==== Data in this exercise
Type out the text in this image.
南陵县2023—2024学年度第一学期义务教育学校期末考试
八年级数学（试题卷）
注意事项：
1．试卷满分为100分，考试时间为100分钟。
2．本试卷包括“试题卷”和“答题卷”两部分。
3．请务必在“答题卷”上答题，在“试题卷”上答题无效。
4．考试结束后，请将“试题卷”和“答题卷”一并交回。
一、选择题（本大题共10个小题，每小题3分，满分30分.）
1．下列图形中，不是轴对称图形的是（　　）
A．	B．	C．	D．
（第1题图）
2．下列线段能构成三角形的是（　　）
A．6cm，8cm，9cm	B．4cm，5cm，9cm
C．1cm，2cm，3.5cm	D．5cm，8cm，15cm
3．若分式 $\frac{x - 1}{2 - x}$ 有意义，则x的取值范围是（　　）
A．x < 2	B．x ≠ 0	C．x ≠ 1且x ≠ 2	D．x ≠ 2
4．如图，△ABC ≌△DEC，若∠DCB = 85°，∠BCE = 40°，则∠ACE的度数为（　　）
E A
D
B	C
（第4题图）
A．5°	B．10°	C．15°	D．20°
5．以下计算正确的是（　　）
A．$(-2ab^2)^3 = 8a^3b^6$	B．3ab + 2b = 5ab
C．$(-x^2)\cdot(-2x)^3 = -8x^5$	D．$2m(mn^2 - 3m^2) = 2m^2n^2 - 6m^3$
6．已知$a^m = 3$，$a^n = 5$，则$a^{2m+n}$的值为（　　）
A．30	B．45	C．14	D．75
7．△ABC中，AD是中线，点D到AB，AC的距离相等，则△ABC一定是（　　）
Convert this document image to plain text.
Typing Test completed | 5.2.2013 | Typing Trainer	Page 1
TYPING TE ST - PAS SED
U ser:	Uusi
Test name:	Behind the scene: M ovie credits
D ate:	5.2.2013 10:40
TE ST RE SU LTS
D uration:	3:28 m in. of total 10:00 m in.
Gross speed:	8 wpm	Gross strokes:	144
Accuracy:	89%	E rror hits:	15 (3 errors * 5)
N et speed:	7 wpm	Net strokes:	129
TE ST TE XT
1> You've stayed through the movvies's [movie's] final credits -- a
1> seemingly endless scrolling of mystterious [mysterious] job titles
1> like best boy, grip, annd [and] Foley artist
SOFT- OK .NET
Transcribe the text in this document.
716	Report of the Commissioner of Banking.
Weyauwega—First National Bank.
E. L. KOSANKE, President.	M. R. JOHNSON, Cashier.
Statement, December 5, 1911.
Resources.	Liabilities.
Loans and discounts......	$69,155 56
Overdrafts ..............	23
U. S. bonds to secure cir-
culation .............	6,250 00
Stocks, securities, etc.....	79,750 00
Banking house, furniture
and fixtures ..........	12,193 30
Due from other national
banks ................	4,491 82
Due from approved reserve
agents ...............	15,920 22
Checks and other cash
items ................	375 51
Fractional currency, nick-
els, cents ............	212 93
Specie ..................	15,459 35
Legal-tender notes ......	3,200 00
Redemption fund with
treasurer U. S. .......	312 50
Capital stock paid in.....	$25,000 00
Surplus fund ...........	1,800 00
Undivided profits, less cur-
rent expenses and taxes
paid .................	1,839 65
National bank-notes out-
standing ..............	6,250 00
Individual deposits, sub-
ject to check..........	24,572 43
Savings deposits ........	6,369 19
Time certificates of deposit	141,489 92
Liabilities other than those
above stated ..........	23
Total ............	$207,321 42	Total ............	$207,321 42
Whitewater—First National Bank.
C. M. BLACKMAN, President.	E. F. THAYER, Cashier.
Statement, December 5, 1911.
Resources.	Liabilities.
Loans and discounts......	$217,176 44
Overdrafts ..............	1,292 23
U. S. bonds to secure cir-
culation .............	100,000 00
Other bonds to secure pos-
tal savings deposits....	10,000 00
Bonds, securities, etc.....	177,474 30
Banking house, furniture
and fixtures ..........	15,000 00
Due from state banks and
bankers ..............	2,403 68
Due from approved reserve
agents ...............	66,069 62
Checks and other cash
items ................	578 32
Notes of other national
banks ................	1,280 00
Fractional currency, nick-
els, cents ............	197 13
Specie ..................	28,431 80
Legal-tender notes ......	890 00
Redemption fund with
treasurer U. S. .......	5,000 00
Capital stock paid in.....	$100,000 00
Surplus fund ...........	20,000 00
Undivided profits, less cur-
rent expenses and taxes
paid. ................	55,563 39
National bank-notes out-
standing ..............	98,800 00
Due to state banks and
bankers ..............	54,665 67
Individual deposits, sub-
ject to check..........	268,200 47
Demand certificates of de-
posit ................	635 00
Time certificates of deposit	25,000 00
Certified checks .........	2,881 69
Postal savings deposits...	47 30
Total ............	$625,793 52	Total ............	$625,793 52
========
* _Written exercise_
Set down the entries above again, word for word.

* _Response to the task_
Type out the text in this image.
南陵县2023—2024学年度第一学期义务教育学校期末考试
八年级数学（试题卷）
注意事项：
1．试卷满分为100分，考试时间为100分钟。
2．本试卷包括“试题卷”和“答题卷”两部分。
3．请务必在“答题卷”上答题，在“试题卷”上答题无效。
4．考试结束后，请将“试题卷”和“答题卷”一并交回。
一、选择题（本大题共10个小题，每小题3分，满分30分.）
1．下列图形中，不是轴对称图形的是（　　）
A．	B．	C．	D．
（第1题图）
2．下列线段能构成三角形的是（　　）
A．6cm，8cm，9cm	B．4cm，5cm，9cm
C．1cm，2cm，3.5cm	D．5cm，8cm，15cm
3．若分式 $\frac{x - 1}{2 - x}$ 有意义，则x的取值范围是（　　）
A．x < 2	B．x ≠ 0	C．x ≠ 1且x ≠ 2	D．x ≠ 2
4．如图，△ABC ≌△DEC，若∠DCB = 85°，∠BCE = 40°，则∠ACE的度数为（　　）
E A
D
B	C
（第4题图）
A．5°	B．10°	C．15°	D．20°
5．以下计算正确的是（　　）
A．$(-2ab^2)^3 = 8a^3b^6$	B．3ab + 2b = 5ab
C．$(-x^2)\cdot(-2x)^3 = -8x^5$	D．$2m(mn^2 - 3m^2) = 2m^2n^2 - 6m^3$
6．已知$a^m = 3$，$a^n = 5$，则$a^{2m+n}$的值为（　　）
A．30	B．45	C．14	D．75
7．△ABC中，AD是中线，点D到AB，AC的距离相等，则△ABC一定是（　　）
Convert this document image to plain text.
Typing Test completed | 5.2.2013 | Typing Trainer	Page 1
TYPING TE ST - PAS SED
U ser:	Uusi
Test name:	Behind the scene: M ovie credits
D ate:	5.2.2013 10:40
TE ST RE SU LTS
D uration:	3:28 m in. of total 10:00 m in.
Gross speed:	8 wpm	Gross strokes:	144
Accuracy:	89%	E rror hits:	15 (3 errors * 5)
N et speed:	7 wpm	Net strokes:	129
TE ST TE XT
1> You've stayed through the movvies's [movie's] final credits -- a
1> seemingly endless scrolling of mystterious [mysterious] job titles
1> like best boy, grip, annd [and] Foley artist
SOFT- OK .NET
Transcribe the text in this document.
716	Report of the Commissioner of Banking.
Weyauwega—First National Bank.
E. L. KOSANKE, President.	M. R. JOHNSON, Cashier.
Statement, December 5, 1911.
Resources.	Liabilities.
Loans and discounts......	$69,155 56
Overdrafts ..............	23
U. S. bonds to secure cir-
culation .............	6,250 00
Stocks, securities, etc.....	79,750 00
Banking house, furniture
and fixtures ..........	12,193 30
Due from other national
banks ................	4,491 82
Due from approved reserve
agents ...............	15,920 22
Checks and other cash
items ................	375 51
Fractional currency, nick-
els, cents ............	212 93
Specie ..................	15,459 35
Legal-tender notes ......	3,200 00
Redemption fund with
treasurer U. S. .......	312 50
Capital stock paid in.....	$25,000 00
Surplus fund ...........	1,800 00
Undivided profits, less cur-
rent expenses and taxes
paid .................	1,839 65
National bank-notes out-
standing ..............	6,250 00
Individual deposits, sub-
ject to check..........	24,572 43
Savings deposits ........	6,369 19
Time certificates of deposit	141,489 92
Liabilities other than those
above stated ..........	23
Total ............	$207,321 42	Total ............	$207,321 42
Whitewater—First National Bank.
C. M. BLACKMAN, President.	E. F. THAYER, Cashier.
Statement, December 5, 1911.
Resources.	Liabilities.
Loans and discounts......	$217,176 44
Overdrafts ..............	1,292 23
U. S. bonds to secure cir-
culation .............	100,000 00
Other bonds to secure pos-
tal savings deposits....	10,000 00
Bonds, securities, etc.....	177,474 30
Banking house, furniture
and fixtures ..........	15,000 00
Due from state banks and
bankers ..............	2,403 68
Due from approved reserve
agents ...............	66,069 62
Checks and other cash
items ................	578 32
Notes of other national
banks ................	1,280 00
Fractional currency, nick-
els, cents ............	197 13
Specie ..................	28,431 80
Legal-tender notes ......	890 00
Redemption fund with
treasurer U. S. .......	5,000 00
Capital stock paid in.....	$100,000 00
Surplus fund ...........	20,000 00
Undivided profits, less cur-
rent expenses and taxes
paid. ................	55,563 39
National bank-notes out-
standing ..............	98,800 00
Due to state banks and
bankers ..............	54,665 67
Individual deposits, sub-
ject to check..........	268,200 47
Demand certificates of de-
posit ................	635 00
Time certificates of deposit	25,000 00
Certified checks .........	2,881 69
Postal savings deposits...	47 30
Total ............	$625,793 52	Total ............	$625,793 52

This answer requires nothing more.